[Records that describe figures]
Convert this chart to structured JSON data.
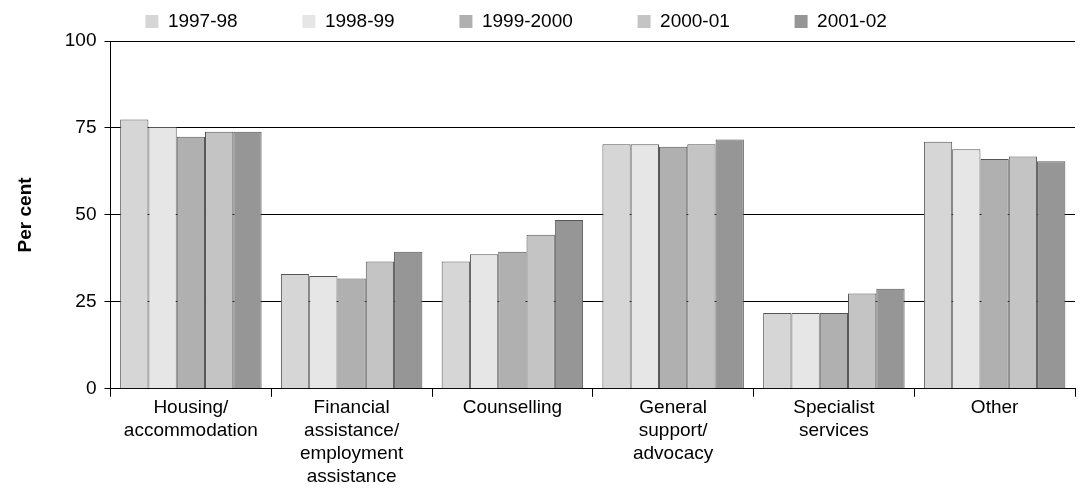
{
  "chart_data": {
    "type": "bar",
    "ylabel": "Per cent",
    "categories": [
      "Housing/\naccommodation",
      "Financial\nassistance/\nemployment\nassistance",
      "Counselling",
      "General\nsupport/\nadvocacy",
      "Specialist\nservices",
      "Other"
    ],
    "series": [
      {
        "name": "1997-98",
        "color": "#d6d6d6",
        "values": [
          77.4,
          33,
          36.6,
          70.3,
          21.8,
          71
        ]
      },
      {
        "name": "1998-99",
        "color": "#e6e6e6",
        "values": [
          75.3,
          32.4,
          38.7,
          70.3,
          21.8,
          68.9
        ]
      },
      {
        "name": "1999-2000",
        "color": "#b0b0b0",
        "values": [
          72.5,
          31.7,
          39.4,
          69.6,
          21.8,
          66.1
        ]
      },
      {
        "name": "2000-01",
        "color": "#c4c4c4",
        "values": [
          73.9,
          36.6,
          44.3,
          70.3,
          27.4,
          66.8
        ]
      },
      {
        "name": "2001-02",
        "color": "#969696",
        "values": [
          73.9,
          39.4,
          48.5,
          71.7,
          28.8,
          65.4
        ]
      }
    ],
    "ylim": [
      0,
      100
    ],
    "yticks": [
      0,
      25,
      50,
      75,
      100
    ],
    "grid": "y",
    "legend": "top"
  }
}
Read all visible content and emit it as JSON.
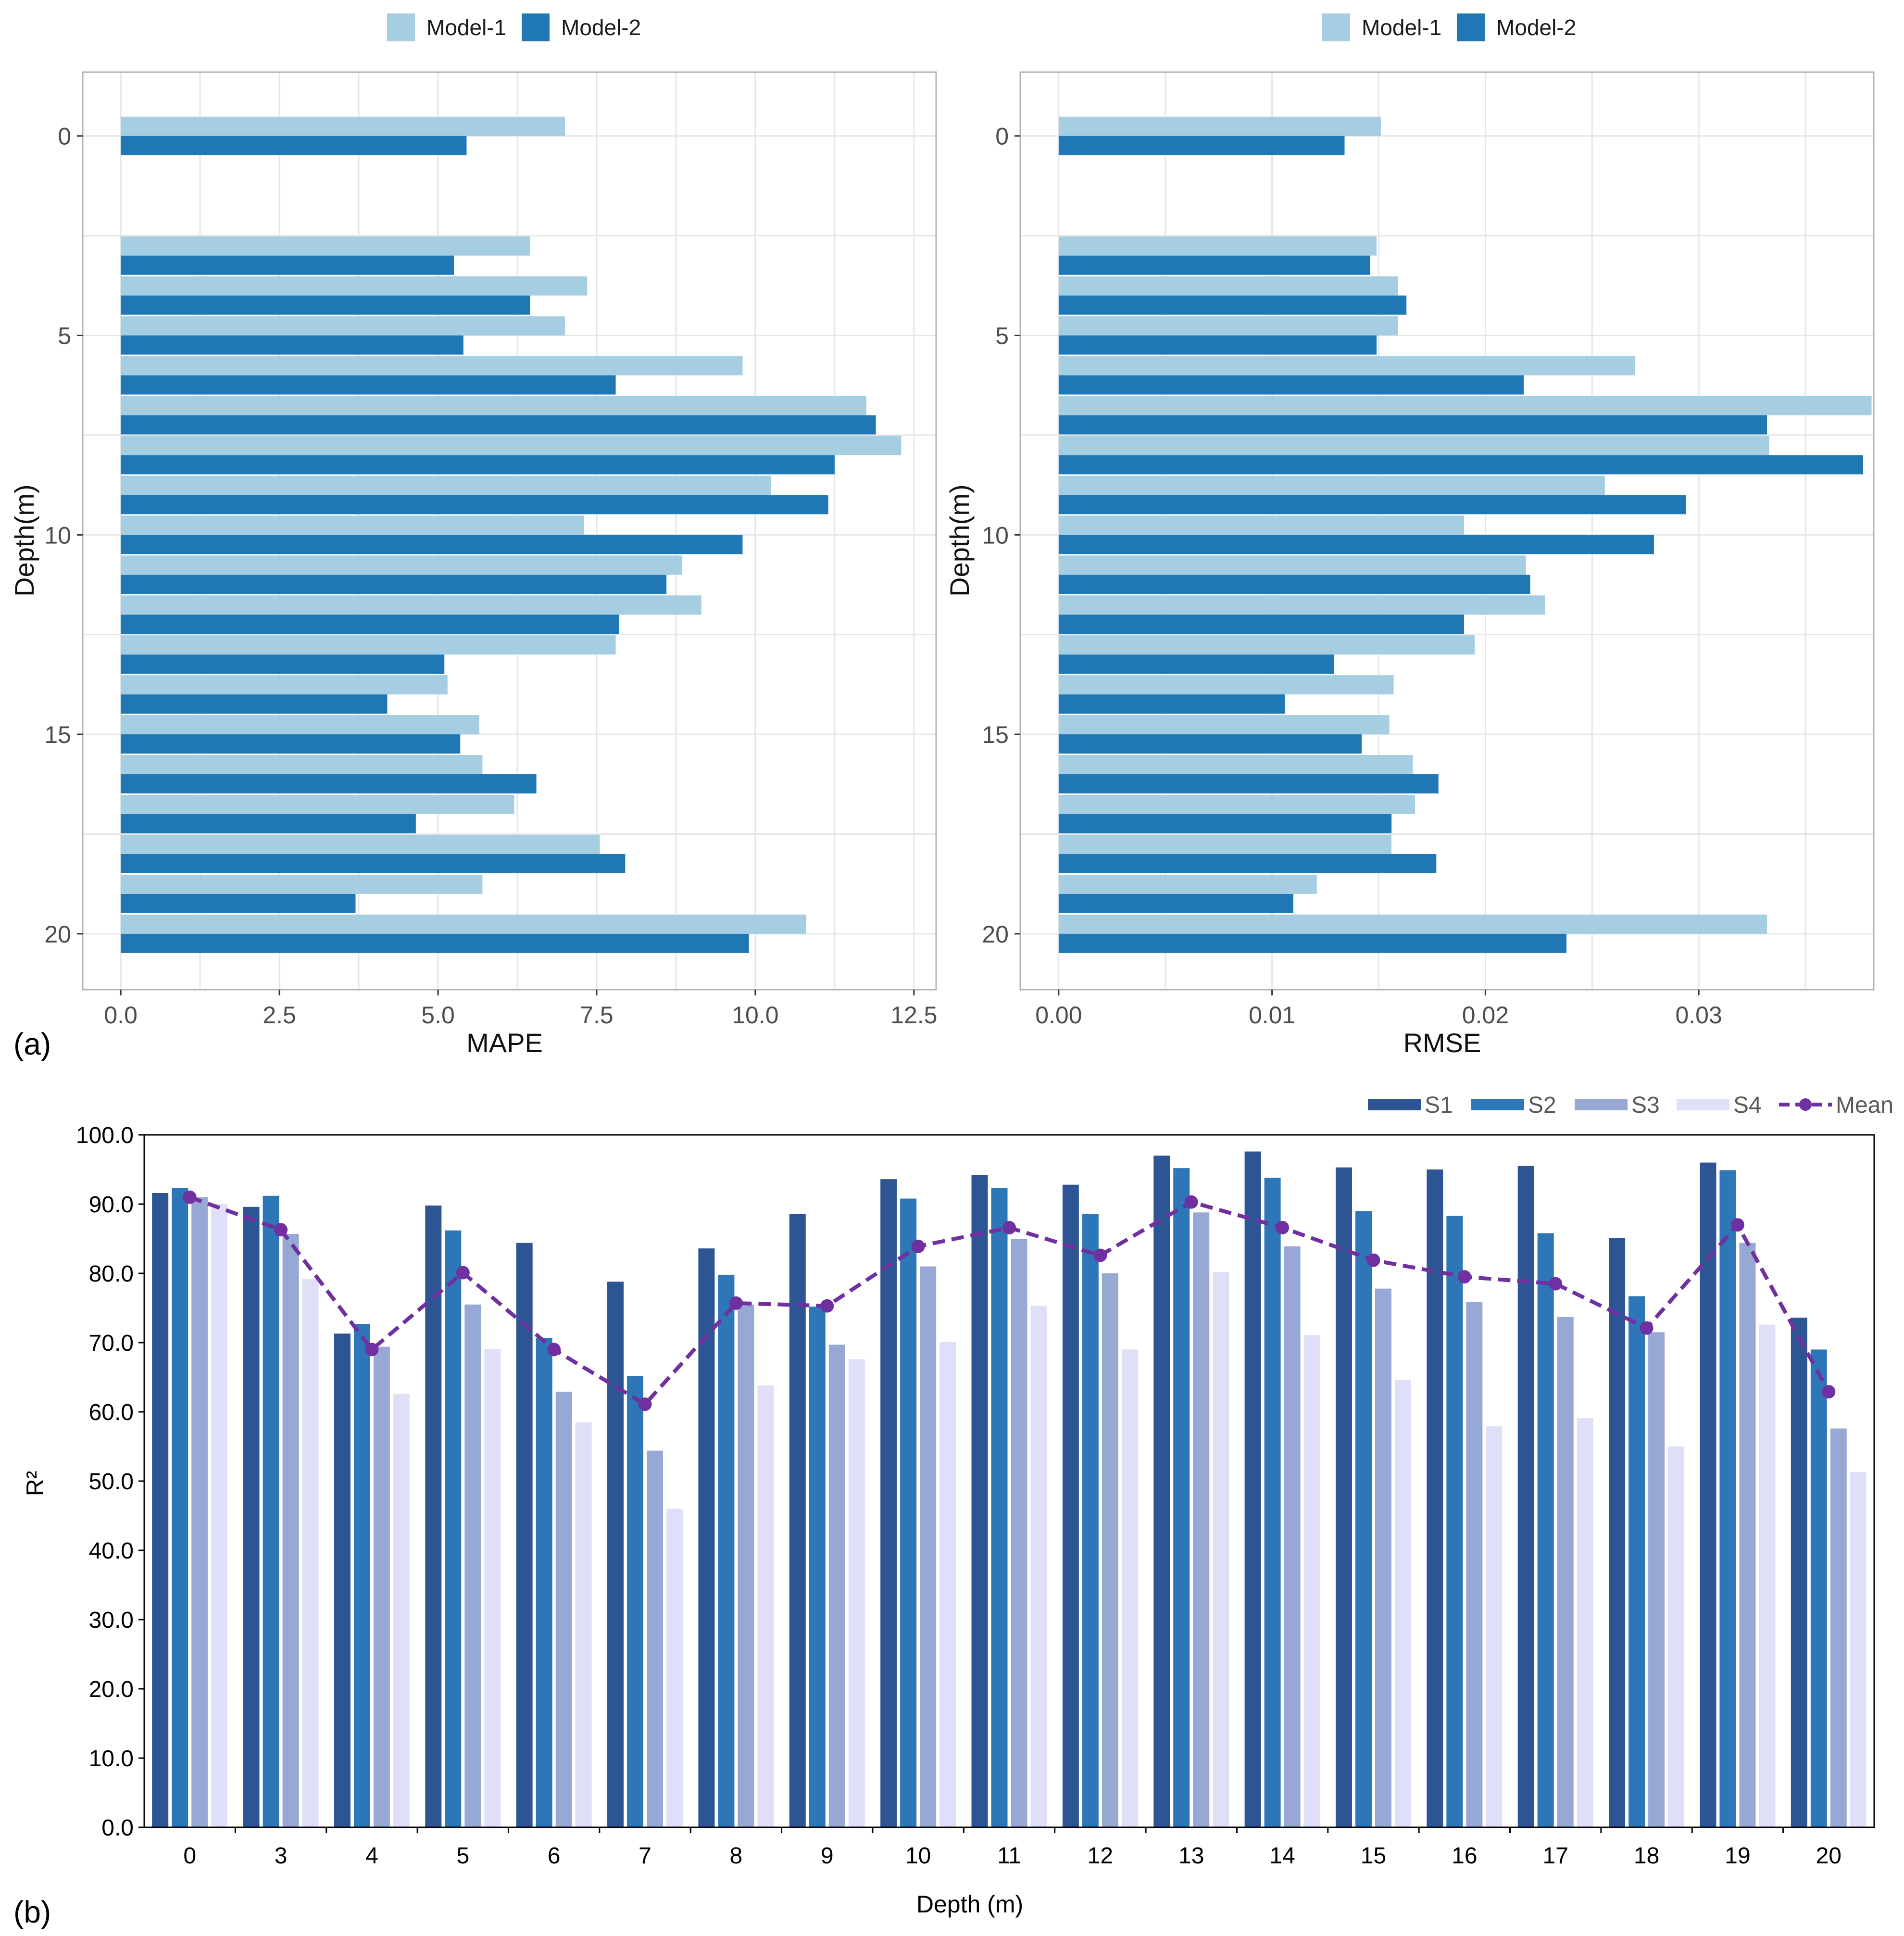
{
  "colors": {
    "model1": "#a6cee3",
    "model2": "#1f78b4",
    "S1": "#2e5593",
    "S2": "#2d76b8",
    "S3": "#98a8d4",
    "S4": "#dfe0f8",
    "mean": "#7030a0",
    "grid": "#e6e6e6",
    "panel_border": "#b3b3b3"
  },
  "chart_data": [
    {
      "id": "mape",
      "type": "bar",
      "orientation": "horizontal",
      "panel_label": "(a)",
      "legend": [
        "Model-1",
        "Model-2"
      ],
      "legend_position": "top",
      "xlabel": "MAPE",
      "ylabel": "Depth(m)",
      "xlim": [
        -0.6,
        12.85
      ],
      "ylim": [
        -1.6,
        21.4
      ],
      "xticks": [
        "0.0",
        "2.5",
        "5.0",
        "7.5",
        "10.0",
        "12.5"
      ],
      "xtick_values": [
        0,
        2.5,
        5,
        7.5,
        10,
        12.5
      ],
      "yticks": [
        "0",
        "5",
        "10",
        "15",
        "20"
      ],
      "ytick_values": [
        0,
        5,
        10,
        15,
        20
      ],
      "depths": [
        0,
        3,
        4,
        5,
        6,
        7,
        8,
        9,
        10,
        11,
        12,
        13,
        14,
        15,
        16,
        17,
        18,
        19,
        20
      ],
      "series": [
        {
          "name": "Model-1",
          "values": [
            7.0,
            6.45,
            7.35,
            7.0,
            9.8,
            11.75,
            12.3,
            10.25,
            7.3,
            8.85,
            9.15,
            7.8,
            5.15,
            5.65,
            5.7,
            6.2,
            7.55,
            5.7,
            10.8
          ]
        },
        {
          "name": "Model-2",
          "values": [
            5.45,
            5.25,
            6.45,
            5.4,
            7.8,
            11.9,
            11.25,
            11.15,
            9.8,
            8.6,
            7.85,
            5.1,
            4.2,
            5.35,
            6.55,
            4.65,
            7.95,
            3.7,
            9.9
          ]
        }
      ]
    },
    {
      "id": "rmse",
      "type": "bar",
      "orientation": "horizontal",
      "legend": [
        "Model-1",
        "Model-2"
      ],
      "legend_position": "top",
      "xlabel": "RMSE",
      "ylabel": "Depth(m)",
      "xlim": [
        -0.0018,
        0.0382
      ],
      "ylim": [
        -1.6,
        21.4
      ],
      "xticks": [
        "0.00",
        "0.01",
        "0.02",
        "0.03"
      ],
      "xtick_values": [
        0,
        0.01,
        0.02,
        0.03
      ],
      "yticks": [
        "0",
        "5",
        "10",
        "15",
        "20"
      ],
      "ytick_values": [
        0,
        5,
        10,
        15,
        20
      ],
      "depths": [
        0,
        3,
        4,
        5,
        6,
        7,
        8,
        9,
        10,
        11,
        12,
        13,
        14,
        15,
        16,
        17,
        18,
        19,
        20
      ],
      "series": [
        {
          "name": "Model-1",
          "values": [
            0.0151,
            0.0149,
            0.0159,
            0.0159,
            0.027,
            0.0381,
            0.0333,
            0.0256,
            0.019,
            0.0219,
            0.0228,
            0.0195,
            0.0157,
            0.0155,
            0.0166,
            0.0167,
            0.0156,
            0.0121,
            0.0332
          ]
        },
        {
          "name": "Model-2",
          "values": [
            0.0134,
            0.0146,
            0.0163,
            0.0149,
            0.0218,
            0.0332,
            0.0377,
            0.0294,
            0.0279,
            0.0221,
            0.019,
            0.0129,
            0.0106,
            0.0142,
            0.0178,
            0.0156,
            0.0177,
            0.011,
            0.0238
          ]
        }
      ]
    },
    {
      "id": "r2",
      "type": "bar",
      "orientation": "vertical",
      "panel_label": "(b)",
      "legend": [
        "S1",
        "S2",
        "S3",
        "S4",
        "Mean"
      ],
      "legend_position": "top-right",
      "xlabel": "Depth (m)",
      "ylabel": "R²",
      "ylim": [
        0,
        100
      ],
      "yticks": [
        "0.0",
        "10.0",
        "20.0",
        "30.0",
        "40.0",
        "50.0",
        "60.0",
        "70.0",
        "80.0",
        "90.0",
        "100.0"
      ],
      "ytick_values": [
        0,
        10,
        20,
        30,
        40,
        50,
        60,
        70,
        80,
        90,
        100
      ],
      "categories": [
        "0",
        "3",
        "4",
        "5",
        "6",
        "7",
        "8",
        "9",
        "10",
        "11",
        "12",
        "13",
        "14",
        "15",
        "16",
        "17",
        "18",
        "19",
        "20"
      ],
      "series": [
        {
          "name": "S1",
          "values": [
            91.6,
            89.6,
            71.3,
            89.8,
            84.4,
            78.8,
            83.6,
            88.6,
            93.6,
            94.2,
            92.8,
            97.0,
            97.6,
            95.3,
            95.0,
            95.5,
            85.1,
            96.0,
            73.6
          ]
        },
        {
          "name": "S2",
          "values": [
            92.3,
            91.2,
            72.7,
            86.2,
            70.7,
            65.2,
            79.8,
            75.2,
            90.8,
            92.3,
            88.6,
            95.2,
            93.8,
            89.0,
            88.3,
            85.8,
            76.7,
            94.9,
            69.0
          ]
        },
        {
          "name": "S3",
          "values": [
            91.0,
            85.7,
            69.4,
            75.5,
            62.9,
            54.4,
            75.5,
            69.7,
            81.0,
            85.0,
            80.0,
            88.8,
            83.9,
            77.8,
            75.9,
            73.7,
            71.5,
            84.4,
            57.6
          ]
        },
        {
          "name": "S4",
          "values": [
            90.0,
            79.2,
            62.6,
            69.1,
            58.5,
            46.0,
            63.8,
            67.6,
            70.1,
            75.3,
            69.0,
            80.2,
            71.1,
            64.6,
            57.9,
            59.1,
            55.0,
            72.6,
            51.3
          ]
        },
        {
          "name": "Mean",
          "type": "line",
          "values": [
            91.0,
            86.3,
            69.0,
            80.1,
            69.0,
            61.1,
            75.7,
            75.3,
            83.9,
            86.6,
            82.6,
            90.3,
            86.6,
            81.9,
            79.5,
            78.5,
            72.1,
            87.0,
            62.9
          ]
        }
      ]
    }
  ]
}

**Given request**
Every line of the records that includes the word "ylabel" should be gathered.

**Correct output**
    "ylabel": "Per cent",
      "ylabel": "Depth(m)",
      "ylabel": "Depth(m)",
      "ylabel": "R²",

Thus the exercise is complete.